> [DIRECTIONS]
Rewrite the data from its first line through the line containing "y-tick-label: 78 xyxy=(432,178,441,187)", changing every "detached houses" to "detached homes" and keeping everything else as it is.

____________________

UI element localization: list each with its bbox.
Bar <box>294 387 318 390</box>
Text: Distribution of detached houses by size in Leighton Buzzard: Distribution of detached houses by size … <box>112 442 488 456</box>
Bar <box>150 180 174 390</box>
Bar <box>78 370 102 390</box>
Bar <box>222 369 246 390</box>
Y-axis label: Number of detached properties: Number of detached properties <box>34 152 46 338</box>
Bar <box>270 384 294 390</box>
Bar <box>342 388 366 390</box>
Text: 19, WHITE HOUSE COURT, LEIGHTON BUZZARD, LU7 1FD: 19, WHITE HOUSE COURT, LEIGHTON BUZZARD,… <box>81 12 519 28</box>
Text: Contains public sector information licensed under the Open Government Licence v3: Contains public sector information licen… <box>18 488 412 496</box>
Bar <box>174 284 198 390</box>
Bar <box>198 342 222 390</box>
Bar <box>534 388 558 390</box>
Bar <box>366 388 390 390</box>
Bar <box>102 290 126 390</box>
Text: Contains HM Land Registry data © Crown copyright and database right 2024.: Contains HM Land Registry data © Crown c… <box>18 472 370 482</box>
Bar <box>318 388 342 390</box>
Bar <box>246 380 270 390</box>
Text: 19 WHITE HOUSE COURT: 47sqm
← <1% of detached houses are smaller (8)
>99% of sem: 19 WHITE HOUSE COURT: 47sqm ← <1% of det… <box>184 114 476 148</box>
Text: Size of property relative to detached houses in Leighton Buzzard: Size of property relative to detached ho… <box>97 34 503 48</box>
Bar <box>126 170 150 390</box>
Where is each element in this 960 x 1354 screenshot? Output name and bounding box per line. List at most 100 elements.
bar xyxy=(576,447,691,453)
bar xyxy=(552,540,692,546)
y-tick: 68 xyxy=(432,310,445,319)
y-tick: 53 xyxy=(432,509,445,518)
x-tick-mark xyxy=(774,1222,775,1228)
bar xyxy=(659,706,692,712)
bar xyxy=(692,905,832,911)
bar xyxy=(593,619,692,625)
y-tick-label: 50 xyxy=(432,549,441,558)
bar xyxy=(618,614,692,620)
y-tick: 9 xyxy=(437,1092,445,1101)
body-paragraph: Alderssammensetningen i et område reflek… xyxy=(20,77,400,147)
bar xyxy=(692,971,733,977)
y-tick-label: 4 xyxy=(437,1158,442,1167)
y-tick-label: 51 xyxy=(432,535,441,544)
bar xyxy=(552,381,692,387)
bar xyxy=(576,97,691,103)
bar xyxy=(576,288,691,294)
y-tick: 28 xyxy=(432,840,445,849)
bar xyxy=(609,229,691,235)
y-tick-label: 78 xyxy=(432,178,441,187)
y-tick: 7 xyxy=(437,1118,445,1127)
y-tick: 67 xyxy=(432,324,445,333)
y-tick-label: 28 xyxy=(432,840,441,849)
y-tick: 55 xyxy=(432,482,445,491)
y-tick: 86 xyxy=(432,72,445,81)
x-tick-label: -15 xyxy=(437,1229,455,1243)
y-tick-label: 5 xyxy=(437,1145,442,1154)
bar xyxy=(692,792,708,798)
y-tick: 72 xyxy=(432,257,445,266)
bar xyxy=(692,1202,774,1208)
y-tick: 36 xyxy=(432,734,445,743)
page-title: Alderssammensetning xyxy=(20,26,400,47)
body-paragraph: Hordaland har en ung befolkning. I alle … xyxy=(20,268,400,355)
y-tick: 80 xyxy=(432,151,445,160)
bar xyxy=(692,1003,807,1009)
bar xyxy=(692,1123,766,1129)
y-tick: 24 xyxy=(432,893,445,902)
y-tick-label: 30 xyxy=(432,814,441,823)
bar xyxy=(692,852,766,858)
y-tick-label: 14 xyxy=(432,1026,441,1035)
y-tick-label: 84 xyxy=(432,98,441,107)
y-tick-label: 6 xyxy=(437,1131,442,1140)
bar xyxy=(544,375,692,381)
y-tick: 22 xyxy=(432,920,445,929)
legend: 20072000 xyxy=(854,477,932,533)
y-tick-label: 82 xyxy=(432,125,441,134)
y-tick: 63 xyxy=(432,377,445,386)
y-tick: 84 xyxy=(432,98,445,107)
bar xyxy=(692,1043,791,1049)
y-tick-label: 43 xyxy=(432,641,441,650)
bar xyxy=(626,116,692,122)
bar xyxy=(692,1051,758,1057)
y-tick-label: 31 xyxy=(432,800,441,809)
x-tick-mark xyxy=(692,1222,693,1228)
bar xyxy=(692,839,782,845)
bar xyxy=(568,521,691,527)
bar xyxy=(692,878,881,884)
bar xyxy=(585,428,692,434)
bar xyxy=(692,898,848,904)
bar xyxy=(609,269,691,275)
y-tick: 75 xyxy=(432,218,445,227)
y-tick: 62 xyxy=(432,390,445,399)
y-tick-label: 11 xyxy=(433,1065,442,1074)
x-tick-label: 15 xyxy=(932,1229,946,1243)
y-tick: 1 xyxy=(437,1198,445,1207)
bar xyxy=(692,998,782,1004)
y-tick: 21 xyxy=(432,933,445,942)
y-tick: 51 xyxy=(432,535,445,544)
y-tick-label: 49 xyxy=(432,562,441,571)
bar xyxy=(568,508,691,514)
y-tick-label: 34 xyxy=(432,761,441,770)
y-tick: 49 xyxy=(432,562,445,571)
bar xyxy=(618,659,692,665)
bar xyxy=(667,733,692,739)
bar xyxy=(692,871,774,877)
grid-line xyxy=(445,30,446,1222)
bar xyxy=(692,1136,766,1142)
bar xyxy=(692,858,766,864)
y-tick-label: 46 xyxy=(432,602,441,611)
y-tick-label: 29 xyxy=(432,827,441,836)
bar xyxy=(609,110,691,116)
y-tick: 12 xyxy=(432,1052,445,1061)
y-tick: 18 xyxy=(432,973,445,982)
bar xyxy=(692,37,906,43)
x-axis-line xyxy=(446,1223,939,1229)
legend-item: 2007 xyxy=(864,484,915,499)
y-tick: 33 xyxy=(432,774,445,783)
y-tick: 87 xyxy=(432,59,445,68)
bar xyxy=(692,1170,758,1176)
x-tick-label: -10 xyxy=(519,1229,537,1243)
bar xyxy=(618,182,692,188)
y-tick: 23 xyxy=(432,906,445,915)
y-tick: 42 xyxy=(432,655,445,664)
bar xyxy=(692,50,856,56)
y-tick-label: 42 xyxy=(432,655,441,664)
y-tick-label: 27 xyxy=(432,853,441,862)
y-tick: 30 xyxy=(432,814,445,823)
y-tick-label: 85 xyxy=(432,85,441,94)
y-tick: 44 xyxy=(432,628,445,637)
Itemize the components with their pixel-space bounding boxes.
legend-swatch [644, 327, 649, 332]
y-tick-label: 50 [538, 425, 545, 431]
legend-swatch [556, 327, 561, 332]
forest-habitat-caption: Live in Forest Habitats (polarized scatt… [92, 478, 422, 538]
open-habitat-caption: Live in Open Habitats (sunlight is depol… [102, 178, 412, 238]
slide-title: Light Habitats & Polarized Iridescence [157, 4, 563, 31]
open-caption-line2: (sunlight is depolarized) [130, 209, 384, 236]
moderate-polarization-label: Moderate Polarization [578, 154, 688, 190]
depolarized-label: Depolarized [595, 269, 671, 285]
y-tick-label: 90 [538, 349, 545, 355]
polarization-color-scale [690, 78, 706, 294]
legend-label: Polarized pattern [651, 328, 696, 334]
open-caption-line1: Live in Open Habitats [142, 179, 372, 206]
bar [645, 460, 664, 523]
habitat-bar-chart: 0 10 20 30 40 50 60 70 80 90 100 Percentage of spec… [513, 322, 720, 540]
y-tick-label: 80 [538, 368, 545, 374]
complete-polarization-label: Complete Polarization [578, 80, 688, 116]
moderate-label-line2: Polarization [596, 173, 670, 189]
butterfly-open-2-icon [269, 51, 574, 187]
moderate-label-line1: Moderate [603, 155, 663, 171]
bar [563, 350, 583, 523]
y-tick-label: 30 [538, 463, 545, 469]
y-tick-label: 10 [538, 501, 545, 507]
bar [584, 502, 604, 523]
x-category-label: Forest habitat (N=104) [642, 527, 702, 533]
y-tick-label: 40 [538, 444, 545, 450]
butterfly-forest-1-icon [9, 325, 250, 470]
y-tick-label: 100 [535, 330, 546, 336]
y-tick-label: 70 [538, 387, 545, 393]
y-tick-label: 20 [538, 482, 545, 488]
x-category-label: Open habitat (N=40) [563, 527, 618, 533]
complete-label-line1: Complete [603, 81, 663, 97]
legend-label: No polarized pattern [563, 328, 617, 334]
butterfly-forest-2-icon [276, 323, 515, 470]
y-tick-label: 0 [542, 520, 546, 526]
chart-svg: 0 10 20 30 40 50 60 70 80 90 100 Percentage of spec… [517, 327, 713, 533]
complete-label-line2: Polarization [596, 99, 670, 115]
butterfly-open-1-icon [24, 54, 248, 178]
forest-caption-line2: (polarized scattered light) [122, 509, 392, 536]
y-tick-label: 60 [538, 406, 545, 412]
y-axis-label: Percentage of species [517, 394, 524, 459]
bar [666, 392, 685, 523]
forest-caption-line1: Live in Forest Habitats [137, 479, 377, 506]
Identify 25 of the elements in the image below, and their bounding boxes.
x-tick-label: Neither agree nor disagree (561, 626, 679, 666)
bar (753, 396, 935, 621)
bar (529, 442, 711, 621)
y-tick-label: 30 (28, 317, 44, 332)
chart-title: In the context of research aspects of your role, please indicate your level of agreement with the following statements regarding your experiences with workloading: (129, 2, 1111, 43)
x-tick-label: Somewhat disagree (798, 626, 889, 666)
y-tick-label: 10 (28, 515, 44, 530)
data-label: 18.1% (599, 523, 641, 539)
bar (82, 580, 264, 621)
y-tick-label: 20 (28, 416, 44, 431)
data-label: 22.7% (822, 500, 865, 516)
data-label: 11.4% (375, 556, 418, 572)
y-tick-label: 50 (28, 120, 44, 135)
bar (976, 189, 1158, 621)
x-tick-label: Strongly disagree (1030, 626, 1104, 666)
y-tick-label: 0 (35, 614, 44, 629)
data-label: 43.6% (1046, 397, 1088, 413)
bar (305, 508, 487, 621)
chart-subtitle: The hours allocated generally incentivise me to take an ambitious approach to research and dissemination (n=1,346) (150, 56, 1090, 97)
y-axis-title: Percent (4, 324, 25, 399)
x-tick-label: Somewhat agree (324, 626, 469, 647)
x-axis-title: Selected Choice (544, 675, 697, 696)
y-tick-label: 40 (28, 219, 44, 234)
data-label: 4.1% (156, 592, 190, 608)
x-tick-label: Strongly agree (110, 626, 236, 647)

____________________

> [EXERCISE ANSWER]
UI element localization: list each with its bbox.
Bar <box>294 387 318 390</box>
Text: Distribution of detached homes by size in Leighton Buzzard: Distribution of detached homes by size … <box>112 442 488 456</box>
Bar <box>150 180 174 390</box>
Bar <box>78 370 102 390</box>
Bar <box>222 369 246 390</box>
Y-axis label: Number of detached properties: Number of detached properties <box>34 152 46 338</box>
Bar <box>270 384 294 390</box>
Bar <box>342 388 366 390</box>
Text: 19, WHITE HOUSE COURT, LEIGHTON BUZZARD, LU7 1FD: 19, WHITE HOUSE COURT, LEIGHTON BUZZARD,… <box>81 12 519 28</box>
Text: Contains public sector information licensed under the Open Government Licence v3: Contains public sector information licen… <box>18 488 412 496</box>
Bar <box>174 284 198 390</box>
Bar <box>198 342 222 390</box>
Bar <box>534 388 558 390</box>
Bar <box>366 388 390 390</box>
Bar <box>102 290 126 390</box>
Text: Contains HM Land Registry data © Crown copyright and database right 2024.: Contains HM Land Registry data © Crown c… <box>18 472 370 482</box>
Bar <box>318 388 342 390</box>
Bar <box>246 380 270 390</box>
Text: 19 WHITE HOUSE COURT: 47sqm
← <1% of detached homes are smaller (8)
>99% of sem: 19 WHITE HOUSE COURT: 47sqm ← <1% of det… <box>184 114 476 148</box>
Text: Size of property relative to detached homes in Leighton Buzzard: Size of property relative to detached ho… <box>97 34 503 48</box>
Bar <box>126 170 150 390</box>
Where is each element in this 960 x 1354 screenshot? Output name and bounding box per line. List at most 100 elements.
bar xyxy=(576,447,691,453)
bar xyxy=(552,540,692,546)
y-tick: 68 xyxy=(432,310,445,319)
y-tick: 53 xyxy=(432,509,445,518)
x-tick-mark xyxy=(774,1222,775,1228)
bar xyxy=(659,706,692,712)
bar xyxy=(692,905,832,911)
bar xyxy=(593,619,692,625)
y-tick-label: 50 xyxy=(432,549,441,558)
bar xyxy=(618,614,692,620)
y-tick: 9 xyxy=(437,1092,445,1101)
body-paragraph: Alderssammensetningen i et område reflek… xyxy=(20,77,400,147)
bar xyxy=(692,971,733,977)
y-tick-label: 4 xyxy=(437,1158,442,1167)
y-tick-label: 51 xyxy=(432,535,441,544)
bar xyxy=(552,381,692,387)
bar xyxy=(576,97,691,103)
bar xyxy=(576,288,691,294)
y-tick: 28 xyxy=(432,840,445,849)
bar xyxy=(609,229,691,235)
y-tick-label: 78 xyxy=(432,178,441,187)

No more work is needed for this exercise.